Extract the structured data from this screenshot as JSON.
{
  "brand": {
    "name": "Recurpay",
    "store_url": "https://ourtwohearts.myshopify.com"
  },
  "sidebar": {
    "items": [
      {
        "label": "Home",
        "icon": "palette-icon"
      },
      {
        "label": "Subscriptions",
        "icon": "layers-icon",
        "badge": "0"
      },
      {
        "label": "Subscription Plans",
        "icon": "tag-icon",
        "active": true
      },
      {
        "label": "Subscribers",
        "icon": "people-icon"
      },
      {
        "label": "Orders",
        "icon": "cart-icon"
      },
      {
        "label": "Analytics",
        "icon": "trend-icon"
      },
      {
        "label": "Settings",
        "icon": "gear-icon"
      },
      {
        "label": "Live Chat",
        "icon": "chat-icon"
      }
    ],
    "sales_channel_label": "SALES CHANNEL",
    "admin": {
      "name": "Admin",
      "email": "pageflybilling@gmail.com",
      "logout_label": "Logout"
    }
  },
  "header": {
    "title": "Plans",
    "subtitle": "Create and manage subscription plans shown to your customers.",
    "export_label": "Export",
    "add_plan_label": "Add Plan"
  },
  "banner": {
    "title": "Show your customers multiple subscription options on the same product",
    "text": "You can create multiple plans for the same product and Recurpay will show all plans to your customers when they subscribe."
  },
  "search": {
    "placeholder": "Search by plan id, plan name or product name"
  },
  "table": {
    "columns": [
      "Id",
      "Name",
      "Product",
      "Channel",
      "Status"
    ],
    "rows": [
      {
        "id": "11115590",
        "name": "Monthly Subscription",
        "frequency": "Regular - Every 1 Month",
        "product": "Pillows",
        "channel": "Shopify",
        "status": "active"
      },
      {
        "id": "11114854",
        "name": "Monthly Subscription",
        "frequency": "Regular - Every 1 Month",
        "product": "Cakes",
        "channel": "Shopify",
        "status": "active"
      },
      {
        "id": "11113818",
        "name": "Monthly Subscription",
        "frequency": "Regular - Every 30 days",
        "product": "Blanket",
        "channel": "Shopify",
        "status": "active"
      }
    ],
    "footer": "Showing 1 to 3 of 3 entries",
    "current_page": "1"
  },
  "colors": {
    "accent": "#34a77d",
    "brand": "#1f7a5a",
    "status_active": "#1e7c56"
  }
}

::::::::::

--- Goal of the exercise ---
Pull out each record as written and restate it exactly.

--- Exercise result ---
Extract the structured data from this screenshot as JSON.
{
  "brand": {
    "name": "Recurpay",
    "store_url": "https://ourtwohearts.myshopify.com"
  },
  "sidebar": {
    "items": [
      {
        "label": "Home",
        "icon": "palette-icon"
      },
      {
        "label": "Subscriptions",
        "icon": "layers-icon",
        "badge": "0"
      },
      {
        "label": "Subscription Plans",
        "icon": "tag-icon",
        "active": true
      },
      {
        "label": "Subscribers",
        "icon": "people-icon"
      },
      {
        "label": "Orders",
        "icon": "cart-icon"
      },
      {
        "label": "Analytics",
        "icon": "trend-icon"
      },
      {
        "label": "Settings",
        "icon": "gear-icon"
      },
      {
        "label": "Live Chat",
        "icon": "chat-icon"
      }
    ],
    "sales_channel_label": "SALES CHANNEL",
    "admin": {
      "name": "Admin",
      "email": "pageflybilling@gmail.com",
      "logout_label": "Logout"
    }
  },
  "header": {
    "title": "Plans",
    "subtitle": "Create and manage subscription plans shown to your customers.",
    "export_label": "Export",
    "add_plan_label": "Add Plan"
  },
  "banner": {
    "title": "Show your customers multiple subscription options on the same product",
    "text": "You can create multiple plans for the same product and Recurpay will show all plans to your customers when they subscribe."
  },
  "search": {
    "placeholder": "Search by plan id, plan name or product name"
  },
  "table": {
    "columns": [
      "Id",
      "Name",
      "Product",
      "Channel",
      "Status"
    ],
    "rows": [
      {
        "id": "11115590",
        "name": "Monthly Subscription",
        "frequency": "Regular - Every 1 Month",
        "product": "Pillows",
        "channel": "Shopify",
        "status": "active"
      },
      {
        "id": "11114854",
        "name": "Monthly Subscription",
        "frequency": "Regular - Every 1 Month",
        "product": "Cakes",
        "channel": "Shopify",
        "status": "active"
      },
      {
        "id": "11113818",
        "name": "Monthly Subscription",
        "frequency": "Regular - Every 30 days",
        "product": "Blanket",
        "channel": "Shopify",
        "status": "active"
      }
    ],
    "footer": "Showing 1 to 3 of 3 entries",
    "current_page": "1"
  },
  "colors": {
    "accent": "#34a77d",
    "brand": "#1f7a5a",
    "status_active": "#1e7c56"
  }
}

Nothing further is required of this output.